__Records to process__
◇ ◇ ◇ ◇
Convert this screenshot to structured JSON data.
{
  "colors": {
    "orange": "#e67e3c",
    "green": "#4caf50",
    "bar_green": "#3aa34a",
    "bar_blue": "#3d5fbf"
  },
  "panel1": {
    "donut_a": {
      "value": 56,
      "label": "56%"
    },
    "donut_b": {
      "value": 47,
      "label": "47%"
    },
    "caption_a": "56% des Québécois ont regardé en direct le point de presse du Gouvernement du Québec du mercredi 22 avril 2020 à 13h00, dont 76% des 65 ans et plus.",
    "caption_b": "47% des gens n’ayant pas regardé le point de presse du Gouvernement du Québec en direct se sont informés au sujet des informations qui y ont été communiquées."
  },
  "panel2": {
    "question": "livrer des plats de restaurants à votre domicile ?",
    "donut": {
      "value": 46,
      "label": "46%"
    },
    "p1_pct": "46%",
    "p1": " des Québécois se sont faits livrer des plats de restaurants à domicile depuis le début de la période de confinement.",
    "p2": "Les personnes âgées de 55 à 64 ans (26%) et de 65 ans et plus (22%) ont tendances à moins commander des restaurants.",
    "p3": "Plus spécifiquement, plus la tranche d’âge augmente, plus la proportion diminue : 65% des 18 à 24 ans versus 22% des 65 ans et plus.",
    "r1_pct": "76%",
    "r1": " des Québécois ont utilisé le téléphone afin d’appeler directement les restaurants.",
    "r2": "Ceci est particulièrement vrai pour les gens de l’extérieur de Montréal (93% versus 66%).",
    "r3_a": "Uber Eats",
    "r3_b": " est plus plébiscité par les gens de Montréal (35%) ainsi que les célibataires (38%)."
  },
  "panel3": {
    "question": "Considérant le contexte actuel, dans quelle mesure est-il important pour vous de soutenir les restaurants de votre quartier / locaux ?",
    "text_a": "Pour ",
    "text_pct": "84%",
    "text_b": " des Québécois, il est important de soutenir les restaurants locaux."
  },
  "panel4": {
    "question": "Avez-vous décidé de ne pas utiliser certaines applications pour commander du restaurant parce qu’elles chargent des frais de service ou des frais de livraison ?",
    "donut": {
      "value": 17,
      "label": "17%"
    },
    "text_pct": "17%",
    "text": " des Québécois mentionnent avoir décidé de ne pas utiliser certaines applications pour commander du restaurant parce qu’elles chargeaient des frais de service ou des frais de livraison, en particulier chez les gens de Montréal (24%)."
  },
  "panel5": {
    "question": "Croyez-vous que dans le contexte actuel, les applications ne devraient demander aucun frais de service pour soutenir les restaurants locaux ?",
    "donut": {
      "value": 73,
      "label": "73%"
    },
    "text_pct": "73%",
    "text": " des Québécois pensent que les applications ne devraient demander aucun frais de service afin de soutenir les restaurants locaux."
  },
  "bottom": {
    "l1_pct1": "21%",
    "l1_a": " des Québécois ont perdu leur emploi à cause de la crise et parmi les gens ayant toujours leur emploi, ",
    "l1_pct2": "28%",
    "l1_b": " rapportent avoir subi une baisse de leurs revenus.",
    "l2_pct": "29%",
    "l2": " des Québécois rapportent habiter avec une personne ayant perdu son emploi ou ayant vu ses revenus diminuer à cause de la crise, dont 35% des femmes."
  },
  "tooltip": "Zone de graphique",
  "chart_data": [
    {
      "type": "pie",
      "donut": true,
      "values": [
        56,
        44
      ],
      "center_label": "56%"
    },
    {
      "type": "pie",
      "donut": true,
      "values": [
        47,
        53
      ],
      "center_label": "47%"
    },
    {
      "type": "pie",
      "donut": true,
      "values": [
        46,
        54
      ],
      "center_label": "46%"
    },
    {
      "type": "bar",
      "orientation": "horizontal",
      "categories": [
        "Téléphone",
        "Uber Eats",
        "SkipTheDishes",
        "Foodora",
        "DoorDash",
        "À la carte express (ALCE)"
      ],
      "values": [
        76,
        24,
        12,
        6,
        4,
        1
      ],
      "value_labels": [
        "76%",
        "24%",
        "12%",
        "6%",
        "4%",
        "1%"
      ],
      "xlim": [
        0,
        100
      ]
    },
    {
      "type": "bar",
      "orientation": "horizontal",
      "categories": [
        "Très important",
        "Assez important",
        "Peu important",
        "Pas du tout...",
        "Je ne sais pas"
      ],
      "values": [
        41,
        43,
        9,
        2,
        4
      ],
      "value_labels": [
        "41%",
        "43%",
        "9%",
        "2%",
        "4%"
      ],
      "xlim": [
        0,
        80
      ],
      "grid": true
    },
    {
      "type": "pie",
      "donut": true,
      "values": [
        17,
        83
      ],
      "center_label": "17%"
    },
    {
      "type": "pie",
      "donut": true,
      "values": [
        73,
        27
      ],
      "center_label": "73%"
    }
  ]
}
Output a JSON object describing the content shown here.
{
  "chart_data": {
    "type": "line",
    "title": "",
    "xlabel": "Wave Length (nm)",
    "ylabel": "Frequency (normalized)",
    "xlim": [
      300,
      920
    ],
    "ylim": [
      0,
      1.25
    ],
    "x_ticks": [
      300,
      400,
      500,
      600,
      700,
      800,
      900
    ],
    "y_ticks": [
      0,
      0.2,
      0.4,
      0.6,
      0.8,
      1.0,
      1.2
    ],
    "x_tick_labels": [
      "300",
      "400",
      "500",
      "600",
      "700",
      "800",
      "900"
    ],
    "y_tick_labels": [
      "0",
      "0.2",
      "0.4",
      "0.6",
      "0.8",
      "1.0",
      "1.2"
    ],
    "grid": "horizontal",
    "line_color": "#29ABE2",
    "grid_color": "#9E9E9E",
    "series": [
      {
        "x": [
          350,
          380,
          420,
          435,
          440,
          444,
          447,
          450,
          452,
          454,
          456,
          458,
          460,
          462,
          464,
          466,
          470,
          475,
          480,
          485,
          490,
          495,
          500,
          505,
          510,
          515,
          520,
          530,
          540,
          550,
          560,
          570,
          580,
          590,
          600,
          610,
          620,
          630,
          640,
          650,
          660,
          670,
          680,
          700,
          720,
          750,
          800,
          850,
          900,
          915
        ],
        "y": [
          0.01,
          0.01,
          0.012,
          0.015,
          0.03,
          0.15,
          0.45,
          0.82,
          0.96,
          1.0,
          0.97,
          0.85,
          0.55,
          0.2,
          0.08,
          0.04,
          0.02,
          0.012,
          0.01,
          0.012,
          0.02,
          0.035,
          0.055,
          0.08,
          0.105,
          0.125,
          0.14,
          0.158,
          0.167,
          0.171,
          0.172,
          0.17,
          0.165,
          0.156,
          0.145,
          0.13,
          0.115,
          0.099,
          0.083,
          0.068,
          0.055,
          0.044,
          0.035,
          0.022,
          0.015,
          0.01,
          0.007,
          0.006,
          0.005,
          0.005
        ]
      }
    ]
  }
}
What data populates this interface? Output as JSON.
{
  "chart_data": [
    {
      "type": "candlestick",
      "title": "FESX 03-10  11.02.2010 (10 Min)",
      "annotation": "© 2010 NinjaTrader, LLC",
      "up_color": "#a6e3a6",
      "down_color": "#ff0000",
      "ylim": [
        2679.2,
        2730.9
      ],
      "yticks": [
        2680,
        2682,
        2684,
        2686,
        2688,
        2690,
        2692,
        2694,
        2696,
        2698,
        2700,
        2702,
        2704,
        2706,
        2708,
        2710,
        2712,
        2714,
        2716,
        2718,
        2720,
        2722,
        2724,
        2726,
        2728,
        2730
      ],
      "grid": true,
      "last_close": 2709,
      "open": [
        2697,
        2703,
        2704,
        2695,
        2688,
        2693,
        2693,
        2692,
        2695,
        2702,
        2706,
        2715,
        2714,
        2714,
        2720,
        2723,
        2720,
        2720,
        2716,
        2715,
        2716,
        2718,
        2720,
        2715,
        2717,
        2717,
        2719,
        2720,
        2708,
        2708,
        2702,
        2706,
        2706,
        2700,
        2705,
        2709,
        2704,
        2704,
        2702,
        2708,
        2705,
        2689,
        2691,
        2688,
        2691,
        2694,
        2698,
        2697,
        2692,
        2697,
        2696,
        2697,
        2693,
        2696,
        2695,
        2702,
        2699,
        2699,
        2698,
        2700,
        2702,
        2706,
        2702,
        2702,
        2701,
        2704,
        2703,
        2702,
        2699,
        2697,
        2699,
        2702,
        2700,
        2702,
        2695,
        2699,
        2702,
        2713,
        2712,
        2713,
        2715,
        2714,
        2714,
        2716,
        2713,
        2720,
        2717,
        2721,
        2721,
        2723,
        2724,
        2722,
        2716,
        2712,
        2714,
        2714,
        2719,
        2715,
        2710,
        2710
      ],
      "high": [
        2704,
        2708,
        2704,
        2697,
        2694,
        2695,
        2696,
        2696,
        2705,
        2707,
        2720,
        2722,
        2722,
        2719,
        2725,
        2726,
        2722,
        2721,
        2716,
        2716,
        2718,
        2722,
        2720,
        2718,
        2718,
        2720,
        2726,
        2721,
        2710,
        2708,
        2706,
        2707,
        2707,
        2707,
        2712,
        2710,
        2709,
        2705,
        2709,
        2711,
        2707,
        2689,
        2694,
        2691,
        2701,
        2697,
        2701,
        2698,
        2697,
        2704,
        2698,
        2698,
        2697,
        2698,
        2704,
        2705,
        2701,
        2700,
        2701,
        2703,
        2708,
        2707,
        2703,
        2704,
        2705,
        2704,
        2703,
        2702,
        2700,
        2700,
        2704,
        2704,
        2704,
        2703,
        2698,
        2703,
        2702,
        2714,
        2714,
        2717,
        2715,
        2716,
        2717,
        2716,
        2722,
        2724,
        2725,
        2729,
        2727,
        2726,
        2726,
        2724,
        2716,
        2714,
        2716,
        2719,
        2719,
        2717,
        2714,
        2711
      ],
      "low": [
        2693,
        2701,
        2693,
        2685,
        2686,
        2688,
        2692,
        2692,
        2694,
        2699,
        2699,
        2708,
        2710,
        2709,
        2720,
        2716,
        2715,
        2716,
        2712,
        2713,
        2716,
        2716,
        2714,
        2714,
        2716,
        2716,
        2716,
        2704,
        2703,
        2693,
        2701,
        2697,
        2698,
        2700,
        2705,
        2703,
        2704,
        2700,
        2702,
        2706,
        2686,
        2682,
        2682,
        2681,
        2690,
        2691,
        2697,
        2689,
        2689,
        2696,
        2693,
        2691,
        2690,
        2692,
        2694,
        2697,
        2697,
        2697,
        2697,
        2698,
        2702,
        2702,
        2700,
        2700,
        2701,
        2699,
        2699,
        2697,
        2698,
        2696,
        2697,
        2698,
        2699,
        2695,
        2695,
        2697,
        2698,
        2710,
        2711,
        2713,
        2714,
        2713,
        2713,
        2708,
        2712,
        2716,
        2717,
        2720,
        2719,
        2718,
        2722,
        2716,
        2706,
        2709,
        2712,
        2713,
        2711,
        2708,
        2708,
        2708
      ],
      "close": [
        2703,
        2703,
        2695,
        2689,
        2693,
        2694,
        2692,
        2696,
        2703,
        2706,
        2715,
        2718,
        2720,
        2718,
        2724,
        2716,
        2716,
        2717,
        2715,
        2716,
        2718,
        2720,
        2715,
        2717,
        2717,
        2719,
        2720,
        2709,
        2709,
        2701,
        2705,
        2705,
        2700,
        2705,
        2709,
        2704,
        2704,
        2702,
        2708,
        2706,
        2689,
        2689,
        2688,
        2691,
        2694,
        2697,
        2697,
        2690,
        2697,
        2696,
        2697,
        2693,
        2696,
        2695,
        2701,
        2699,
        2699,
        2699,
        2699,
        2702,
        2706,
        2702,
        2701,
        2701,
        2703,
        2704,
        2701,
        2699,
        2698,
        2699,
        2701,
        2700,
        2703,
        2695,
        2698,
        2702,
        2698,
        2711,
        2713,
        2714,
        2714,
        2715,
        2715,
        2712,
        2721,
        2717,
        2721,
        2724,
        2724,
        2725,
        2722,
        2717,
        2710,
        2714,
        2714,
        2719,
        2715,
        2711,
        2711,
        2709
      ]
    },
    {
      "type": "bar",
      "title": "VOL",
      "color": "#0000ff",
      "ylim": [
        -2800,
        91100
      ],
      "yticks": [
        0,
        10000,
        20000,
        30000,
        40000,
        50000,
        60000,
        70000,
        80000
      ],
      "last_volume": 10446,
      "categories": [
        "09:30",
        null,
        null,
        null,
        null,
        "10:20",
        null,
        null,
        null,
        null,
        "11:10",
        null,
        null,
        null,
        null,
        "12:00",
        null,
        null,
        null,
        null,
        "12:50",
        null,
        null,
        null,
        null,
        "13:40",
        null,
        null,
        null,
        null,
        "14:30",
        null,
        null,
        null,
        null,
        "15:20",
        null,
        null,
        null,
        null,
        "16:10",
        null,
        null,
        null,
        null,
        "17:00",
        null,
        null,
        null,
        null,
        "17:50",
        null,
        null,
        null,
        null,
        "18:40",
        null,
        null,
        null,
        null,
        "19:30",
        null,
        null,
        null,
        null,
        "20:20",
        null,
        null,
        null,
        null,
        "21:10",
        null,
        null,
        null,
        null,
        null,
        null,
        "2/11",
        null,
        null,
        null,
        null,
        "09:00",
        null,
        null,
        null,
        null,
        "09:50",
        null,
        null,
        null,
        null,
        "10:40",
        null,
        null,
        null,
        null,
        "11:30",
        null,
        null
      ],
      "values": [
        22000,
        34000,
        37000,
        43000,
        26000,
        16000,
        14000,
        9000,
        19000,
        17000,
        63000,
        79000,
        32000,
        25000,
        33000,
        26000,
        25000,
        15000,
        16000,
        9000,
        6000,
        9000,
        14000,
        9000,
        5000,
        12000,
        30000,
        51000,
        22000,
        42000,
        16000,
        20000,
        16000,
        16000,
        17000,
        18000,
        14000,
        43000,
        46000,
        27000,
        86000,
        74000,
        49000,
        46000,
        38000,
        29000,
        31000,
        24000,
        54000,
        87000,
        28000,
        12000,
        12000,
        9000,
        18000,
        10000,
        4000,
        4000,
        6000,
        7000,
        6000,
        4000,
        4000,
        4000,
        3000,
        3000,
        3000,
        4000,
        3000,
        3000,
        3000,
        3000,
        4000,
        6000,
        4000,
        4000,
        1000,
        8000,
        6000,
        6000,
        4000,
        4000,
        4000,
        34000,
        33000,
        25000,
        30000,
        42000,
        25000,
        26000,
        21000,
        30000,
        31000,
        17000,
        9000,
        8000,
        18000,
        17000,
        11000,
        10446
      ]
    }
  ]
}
◇ ◇ ◇ ◇
__Exercise__
How many lines in the records hold the string "regardé"? Reply with the number alone.

__Task response__
2